• Task to carry out: Check each line of the listing below for the string "detached", and copy the ones that have it.

• Supplied data:
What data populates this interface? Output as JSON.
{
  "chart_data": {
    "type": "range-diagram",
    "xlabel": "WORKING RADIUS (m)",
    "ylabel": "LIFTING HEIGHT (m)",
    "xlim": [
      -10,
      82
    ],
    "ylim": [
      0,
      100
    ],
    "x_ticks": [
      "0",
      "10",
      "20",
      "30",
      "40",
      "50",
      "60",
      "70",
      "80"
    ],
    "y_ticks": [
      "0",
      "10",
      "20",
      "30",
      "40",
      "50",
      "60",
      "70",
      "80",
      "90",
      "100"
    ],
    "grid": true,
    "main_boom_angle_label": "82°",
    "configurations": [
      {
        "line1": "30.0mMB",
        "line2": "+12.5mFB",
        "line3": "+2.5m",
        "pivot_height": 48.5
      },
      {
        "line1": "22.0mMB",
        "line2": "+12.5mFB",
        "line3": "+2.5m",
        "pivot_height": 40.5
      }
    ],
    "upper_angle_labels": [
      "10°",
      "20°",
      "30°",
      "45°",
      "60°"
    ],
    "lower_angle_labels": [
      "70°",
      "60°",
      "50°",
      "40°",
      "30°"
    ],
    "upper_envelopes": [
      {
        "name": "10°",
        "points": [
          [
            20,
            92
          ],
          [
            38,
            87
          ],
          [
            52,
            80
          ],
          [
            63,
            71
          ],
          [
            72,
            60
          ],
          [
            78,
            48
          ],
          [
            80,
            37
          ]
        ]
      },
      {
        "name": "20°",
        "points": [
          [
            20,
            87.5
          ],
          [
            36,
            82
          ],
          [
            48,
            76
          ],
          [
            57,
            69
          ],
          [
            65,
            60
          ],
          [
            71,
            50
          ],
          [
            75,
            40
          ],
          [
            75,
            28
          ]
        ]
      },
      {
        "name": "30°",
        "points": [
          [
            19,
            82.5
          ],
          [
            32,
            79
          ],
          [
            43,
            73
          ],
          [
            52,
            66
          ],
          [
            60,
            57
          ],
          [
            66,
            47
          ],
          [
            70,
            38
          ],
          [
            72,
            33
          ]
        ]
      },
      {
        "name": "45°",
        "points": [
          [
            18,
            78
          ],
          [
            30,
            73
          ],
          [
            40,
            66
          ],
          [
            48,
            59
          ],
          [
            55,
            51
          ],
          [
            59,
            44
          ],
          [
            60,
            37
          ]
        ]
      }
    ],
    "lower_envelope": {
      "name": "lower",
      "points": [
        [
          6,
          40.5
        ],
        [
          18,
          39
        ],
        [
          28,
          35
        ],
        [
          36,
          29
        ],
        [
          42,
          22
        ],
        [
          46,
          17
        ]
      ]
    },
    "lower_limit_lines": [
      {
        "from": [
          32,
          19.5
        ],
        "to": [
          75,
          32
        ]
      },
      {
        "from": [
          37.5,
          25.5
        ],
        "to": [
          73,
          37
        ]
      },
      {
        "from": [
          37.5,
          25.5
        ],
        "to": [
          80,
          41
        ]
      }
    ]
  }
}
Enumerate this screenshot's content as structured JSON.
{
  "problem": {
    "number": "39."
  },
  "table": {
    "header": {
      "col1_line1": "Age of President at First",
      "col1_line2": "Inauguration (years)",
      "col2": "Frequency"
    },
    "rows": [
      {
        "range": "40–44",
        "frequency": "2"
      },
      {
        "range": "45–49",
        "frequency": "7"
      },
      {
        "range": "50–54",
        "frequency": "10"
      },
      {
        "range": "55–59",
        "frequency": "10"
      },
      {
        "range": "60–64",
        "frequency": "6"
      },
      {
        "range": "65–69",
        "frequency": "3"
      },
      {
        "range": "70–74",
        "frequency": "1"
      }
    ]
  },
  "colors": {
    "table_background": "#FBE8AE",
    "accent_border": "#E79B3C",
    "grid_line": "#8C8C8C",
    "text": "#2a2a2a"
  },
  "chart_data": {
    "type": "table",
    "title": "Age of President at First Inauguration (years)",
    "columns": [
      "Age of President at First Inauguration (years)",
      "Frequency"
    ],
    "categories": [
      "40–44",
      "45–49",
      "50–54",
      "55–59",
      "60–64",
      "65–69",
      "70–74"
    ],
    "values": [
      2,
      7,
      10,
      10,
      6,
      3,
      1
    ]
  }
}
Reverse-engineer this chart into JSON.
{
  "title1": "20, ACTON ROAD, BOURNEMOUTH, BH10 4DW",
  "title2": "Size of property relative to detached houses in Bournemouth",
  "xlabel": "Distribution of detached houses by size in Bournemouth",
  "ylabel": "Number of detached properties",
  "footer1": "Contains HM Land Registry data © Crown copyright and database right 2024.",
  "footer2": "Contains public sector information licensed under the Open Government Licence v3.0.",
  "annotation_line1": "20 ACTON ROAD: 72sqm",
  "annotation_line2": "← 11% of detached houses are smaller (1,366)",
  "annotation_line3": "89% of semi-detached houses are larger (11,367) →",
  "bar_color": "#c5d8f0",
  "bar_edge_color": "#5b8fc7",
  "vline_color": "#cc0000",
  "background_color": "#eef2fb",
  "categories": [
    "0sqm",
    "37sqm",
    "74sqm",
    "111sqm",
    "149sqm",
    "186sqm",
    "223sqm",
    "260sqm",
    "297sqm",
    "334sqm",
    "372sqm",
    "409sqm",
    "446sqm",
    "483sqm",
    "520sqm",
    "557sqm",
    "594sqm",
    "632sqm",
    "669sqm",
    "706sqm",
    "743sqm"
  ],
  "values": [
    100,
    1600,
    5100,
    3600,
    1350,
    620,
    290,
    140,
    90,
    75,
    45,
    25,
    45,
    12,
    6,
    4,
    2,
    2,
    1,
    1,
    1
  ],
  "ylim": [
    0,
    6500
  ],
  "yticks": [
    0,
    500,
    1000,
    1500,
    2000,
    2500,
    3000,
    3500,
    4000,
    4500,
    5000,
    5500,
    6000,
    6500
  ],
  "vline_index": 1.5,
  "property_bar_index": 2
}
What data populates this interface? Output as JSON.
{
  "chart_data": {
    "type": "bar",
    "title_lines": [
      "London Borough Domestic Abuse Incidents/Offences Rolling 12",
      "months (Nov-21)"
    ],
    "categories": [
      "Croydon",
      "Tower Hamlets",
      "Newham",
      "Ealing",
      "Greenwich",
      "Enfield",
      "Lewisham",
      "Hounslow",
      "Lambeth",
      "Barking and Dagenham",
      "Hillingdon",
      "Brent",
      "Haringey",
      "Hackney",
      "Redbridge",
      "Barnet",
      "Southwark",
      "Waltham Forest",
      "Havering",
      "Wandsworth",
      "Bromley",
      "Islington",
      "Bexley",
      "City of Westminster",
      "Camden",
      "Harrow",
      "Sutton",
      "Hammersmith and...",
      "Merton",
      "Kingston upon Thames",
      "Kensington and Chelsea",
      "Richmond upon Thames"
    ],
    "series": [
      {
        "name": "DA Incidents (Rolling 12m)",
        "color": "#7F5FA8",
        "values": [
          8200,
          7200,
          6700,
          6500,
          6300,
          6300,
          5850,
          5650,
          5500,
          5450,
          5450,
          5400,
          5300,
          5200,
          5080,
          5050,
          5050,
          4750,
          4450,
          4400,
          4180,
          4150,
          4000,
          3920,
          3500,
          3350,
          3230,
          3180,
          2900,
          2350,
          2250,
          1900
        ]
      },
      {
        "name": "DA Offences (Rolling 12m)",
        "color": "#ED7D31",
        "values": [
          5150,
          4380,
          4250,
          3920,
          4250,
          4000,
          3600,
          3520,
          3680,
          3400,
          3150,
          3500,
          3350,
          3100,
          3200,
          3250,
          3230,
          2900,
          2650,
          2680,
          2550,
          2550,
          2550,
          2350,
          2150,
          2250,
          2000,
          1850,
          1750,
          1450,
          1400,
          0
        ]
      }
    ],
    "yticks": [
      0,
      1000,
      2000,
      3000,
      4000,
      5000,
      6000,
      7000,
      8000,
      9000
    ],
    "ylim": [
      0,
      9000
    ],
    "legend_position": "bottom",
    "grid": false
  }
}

• Full response:
  "title2": "Size of property relative to detached houses in Bournemouth",
  "xlabel": "Distribution of detached houses by size in Bournemouth",
  "ylabel": "Number of detached properties",
  "annotation_line2": "← 11% of detached houses are smaller (1,366)",
  "annotation_line3": "89% of semi-detached houses are larger (11,367) →",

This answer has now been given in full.